Requirement
Copy out all lines with the word "name" in them.

Listing
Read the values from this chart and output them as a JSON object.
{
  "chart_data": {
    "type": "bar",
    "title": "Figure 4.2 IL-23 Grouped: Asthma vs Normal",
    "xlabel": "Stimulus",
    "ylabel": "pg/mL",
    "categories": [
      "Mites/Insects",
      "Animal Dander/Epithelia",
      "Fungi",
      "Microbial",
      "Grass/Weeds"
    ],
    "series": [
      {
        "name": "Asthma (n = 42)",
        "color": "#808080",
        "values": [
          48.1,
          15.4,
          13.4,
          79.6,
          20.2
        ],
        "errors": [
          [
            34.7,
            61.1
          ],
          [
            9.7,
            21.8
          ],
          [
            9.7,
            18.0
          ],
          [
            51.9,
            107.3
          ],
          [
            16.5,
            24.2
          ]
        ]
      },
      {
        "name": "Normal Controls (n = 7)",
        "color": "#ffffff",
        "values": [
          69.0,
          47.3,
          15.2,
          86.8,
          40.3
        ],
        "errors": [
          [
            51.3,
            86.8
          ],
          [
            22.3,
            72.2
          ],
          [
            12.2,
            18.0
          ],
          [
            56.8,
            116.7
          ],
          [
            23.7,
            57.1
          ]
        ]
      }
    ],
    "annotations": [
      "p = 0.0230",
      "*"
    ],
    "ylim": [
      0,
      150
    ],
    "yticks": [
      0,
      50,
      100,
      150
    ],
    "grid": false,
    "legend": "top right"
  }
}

Expected output
        "name": "Asthma (n = 42)",
        "name": "Normal Controls (n = 7)",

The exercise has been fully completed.